### GIVEN PROBLEM
Quote, verbatim, all material below, without pictures.

### GIVEN ENTRIES
#####

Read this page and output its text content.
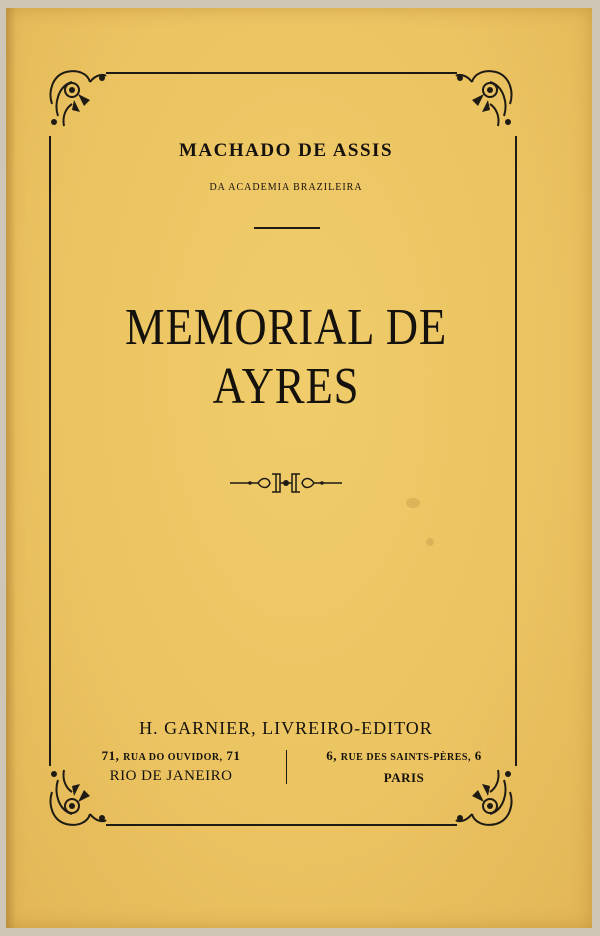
MACHADO DE ASSIS
DA ACADEMIA BRAZILEIRA
MEMORIAL DE AYRES
H. GARNIER, LIVREIRO-EDITOR
71, RUA DO OUVIDOR, 71
RIO DE JANEIRO
6, RUE DES SAINTS-PÈRES, 6
PARIS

#####

### FINAL RESULT
Read this page and output its text content.
MACHADO DE ASSIS
DA ACADEMIA BRAZILEIRA
MEMORIAL DE AYRES
H. GARNIER, LIVREIRO-EDITOR
71, RUA DO OUVIDOR, 71
RIO DE JANEIRO
6, RUE DES SAINTS-PÈRES, 6
PARIS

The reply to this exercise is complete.